[Dataset rows]
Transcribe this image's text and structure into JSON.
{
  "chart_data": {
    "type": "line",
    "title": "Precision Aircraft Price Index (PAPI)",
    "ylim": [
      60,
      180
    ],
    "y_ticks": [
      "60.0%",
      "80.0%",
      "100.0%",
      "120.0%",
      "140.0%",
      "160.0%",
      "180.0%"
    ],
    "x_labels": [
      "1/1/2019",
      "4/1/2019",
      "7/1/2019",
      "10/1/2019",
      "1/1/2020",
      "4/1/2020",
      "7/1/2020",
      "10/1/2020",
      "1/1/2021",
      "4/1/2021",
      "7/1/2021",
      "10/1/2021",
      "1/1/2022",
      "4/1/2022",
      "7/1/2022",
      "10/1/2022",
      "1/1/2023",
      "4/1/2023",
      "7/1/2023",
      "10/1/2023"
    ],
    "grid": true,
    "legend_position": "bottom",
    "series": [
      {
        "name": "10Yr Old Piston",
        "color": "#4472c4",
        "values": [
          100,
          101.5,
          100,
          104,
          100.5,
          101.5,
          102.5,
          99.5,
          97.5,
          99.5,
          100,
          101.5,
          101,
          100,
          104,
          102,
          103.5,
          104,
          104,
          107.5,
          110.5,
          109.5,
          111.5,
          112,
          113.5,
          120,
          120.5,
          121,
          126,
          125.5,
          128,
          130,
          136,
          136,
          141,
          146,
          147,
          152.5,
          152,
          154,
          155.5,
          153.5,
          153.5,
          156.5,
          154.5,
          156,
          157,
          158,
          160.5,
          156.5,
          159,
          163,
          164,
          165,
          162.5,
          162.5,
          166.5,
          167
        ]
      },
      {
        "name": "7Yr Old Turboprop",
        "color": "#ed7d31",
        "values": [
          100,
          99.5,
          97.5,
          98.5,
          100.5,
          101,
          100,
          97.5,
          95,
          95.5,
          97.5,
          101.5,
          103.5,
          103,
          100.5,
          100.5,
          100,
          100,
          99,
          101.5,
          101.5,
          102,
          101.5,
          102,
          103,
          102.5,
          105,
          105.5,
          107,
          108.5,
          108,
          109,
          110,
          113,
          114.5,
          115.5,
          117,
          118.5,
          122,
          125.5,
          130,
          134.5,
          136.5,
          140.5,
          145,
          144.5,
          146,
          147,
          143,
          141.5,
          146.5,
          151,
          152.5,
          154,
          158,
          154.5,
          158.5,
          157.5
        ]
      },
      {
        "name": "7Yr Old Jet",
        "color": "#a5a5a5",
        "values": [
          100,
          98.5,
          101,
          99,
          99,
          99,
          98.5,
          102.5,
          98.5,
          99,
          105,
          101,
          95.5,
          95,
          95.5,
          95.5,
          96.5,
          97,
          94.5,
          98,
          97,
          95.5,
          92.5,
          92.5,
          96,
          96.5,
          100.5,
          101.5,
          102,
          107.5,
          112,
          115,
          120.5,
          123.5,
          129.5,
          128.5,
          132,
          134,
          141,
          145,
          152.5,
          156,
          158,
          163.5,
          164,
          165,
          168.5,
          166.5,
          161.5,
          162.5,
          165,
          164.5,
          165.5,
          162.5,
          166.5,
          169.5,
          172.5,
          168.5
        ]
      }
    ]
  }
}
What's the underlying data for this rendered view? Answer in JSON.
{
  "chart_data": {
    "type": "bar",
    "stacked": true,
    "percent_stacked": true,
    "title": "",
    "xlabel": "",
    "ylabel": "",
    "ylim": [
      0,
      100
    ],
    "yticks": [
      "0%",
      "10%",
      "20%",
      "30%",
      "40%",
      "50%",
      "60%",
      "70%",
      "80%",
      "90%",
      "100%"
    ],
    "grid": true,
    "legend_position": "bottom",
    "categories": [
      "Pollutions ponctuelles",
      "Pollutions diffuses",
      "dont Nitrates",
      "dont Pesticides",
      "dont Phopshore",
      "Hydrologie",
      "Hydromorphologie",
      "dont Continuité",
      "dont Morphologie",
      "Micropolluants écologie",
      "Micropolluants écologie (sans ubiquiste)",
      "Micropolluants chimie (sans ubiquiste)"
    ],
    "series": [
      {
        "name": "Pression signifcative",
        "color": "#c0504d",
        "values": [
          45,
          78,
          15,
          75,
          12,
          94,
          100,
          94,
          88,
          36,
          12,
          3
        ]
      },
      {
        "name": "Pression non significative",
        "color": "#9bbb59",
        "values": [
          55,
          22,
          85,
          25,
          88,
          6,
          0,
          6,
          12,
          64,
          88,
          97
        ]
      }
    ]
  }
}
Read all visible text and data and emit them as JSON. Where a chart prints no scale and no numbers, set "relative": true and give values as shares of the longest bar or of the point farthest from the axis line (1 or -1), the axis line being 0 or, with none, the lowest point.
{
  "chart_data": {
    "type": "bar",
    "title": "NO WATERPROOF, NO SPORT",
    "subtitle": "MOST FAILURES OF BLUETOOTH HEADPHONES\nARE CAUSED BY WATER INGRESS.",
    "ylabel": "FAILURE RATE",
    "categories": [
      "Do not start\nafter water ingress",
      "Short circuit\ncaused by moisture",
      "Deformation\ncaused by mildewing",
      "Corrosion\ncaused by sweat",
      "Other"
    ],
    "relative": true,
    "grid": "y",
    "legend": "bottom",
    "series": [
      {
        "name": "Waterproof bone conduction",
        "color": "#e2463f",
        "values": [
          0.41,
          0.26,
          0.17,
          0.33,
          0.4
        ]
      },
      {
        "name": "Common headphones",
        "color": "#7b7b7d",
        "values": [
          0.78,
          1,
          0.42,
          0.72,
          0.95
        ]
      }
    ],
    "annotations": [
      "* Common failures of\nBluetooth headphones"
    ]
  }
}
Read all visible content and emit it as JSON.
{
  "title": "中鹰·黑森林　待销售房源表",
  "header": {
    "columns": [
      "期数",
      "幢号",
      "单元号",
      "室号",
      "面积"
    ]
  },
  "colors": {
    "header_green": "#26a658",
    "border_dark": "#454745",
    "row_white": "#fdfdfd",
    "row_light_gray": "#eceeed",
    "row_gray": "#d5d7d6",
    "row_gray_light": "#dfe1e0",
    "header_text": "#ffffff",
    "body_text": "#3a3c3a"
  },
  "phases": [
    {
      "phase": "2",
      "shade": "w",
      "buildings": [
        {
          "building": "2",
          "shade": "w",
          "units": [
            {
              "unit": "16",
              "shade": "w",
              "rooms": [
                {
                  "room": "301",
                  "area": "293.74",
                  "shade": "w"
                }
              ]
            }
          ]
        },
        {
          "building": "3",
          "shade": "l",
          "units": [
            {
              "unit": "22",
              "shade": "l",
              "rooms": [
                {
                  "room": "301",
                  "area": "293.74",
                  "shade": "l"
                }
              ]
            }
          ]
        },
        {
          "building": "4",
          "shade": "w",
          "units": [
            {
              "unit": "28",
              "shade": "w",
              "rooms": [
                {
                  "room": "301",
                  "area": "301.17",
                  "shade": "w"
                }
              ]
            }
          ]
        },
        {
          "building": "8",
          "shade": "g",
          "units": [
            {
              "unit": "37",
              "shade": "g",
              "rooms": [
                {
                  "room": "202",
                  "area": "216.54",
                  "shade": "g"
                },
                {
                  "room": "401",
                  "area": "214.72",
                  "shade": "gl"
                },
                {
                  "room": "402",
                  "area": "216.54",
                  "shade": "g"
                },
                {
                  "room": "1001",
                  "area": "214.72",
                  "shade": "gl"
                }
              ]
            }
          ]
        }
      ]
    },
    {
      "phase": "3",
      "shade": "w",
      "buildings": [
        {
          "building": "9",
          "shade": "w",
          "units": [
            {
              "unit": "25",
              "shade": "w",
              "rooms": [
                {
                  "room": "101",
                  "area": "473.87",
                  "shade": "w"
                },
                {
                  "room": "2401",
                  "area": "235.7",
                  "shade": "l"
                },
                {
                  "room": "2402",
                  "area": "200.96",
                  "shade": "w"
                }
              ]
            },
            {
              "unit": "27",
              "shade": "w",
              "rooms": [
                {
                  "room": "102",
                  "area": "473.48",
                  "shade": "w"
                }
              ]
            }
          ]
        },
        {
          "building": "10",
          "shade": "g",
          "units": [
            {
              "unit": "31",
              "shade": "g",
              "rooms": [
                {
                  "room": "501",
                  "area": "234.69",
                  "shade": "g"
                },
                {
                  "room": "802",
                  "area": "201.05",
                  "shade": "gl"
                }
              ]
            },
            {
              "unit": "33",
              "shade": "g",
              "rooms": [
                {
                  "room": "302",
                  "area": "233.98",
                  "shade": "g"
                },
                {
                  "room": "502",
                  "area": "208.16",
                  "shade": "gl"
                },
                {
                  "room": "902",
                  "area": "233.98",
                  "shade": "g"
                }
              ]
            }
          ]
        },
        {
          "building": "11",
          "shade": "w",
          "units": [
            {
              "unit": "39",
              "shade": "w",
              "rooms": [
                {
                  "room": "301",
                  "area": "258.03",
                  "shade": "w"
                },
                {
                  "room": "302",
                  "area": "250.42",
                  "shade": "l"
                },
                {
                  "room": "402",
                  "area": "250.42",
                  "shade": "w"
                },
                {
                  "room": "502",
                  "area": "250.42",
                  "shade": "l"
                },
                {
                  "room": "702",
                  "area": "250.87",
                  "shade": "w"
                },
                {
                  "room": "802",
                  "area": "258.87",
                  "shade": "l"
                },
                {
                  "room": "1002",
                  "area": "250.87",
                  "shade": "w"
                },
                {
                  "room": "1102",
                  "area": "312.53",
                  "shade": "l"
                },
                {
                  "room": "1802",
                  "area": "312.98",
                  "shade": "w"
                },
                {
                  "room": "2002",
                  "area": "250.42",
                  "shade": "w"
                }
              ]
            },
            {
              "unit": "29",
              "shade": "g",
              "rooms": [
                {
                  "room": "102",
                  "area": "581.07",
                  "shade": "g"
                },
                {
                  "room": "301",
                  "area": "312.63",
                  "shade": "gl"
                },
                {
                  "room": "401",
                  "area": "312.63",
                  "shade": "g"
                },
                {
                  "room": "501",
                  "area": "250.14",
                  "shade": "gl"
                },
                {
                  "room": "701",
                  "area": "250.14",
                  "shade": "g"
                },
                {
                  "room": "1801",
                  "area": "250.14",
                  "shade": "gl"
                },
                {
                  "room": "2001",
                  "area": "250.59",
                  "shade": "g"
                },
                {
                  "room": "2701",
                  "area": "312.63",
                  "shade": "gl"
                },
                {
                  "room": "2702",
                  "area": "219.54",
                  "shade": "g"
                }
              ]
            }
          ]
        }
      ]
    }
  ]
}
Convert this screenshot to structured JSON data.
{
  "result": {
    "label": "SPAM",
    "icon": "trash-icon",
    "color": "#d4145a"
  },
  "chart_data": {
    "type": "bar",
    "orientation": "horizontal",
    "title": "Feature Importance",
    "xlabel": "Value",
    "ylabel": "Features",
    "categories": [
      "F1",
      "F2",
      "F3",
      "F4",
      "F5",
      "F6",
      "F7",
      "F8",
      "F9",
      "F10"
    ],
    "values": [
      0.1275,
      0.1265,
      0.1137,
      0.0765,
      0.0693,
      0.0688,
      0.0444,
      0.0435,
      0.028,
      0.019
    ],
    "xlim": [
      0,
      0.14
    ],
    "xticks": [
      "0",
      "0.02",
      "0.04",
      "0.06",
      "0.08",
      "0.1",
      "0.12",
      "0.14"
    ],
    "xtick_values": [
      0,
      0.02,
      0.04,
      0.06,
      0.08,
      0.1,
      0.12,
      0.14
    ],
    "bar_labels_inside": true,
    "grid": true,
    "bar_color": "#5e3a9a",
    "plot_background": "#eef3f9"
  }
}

Required task:
All lines of the data above that include the word "this" must be shown.

Expected answer:
Transcribe this image's text and structure into JSON.
What's the underlying data for this rendered view? Answer in JSON.
Convert this screenshot to structured JSON data.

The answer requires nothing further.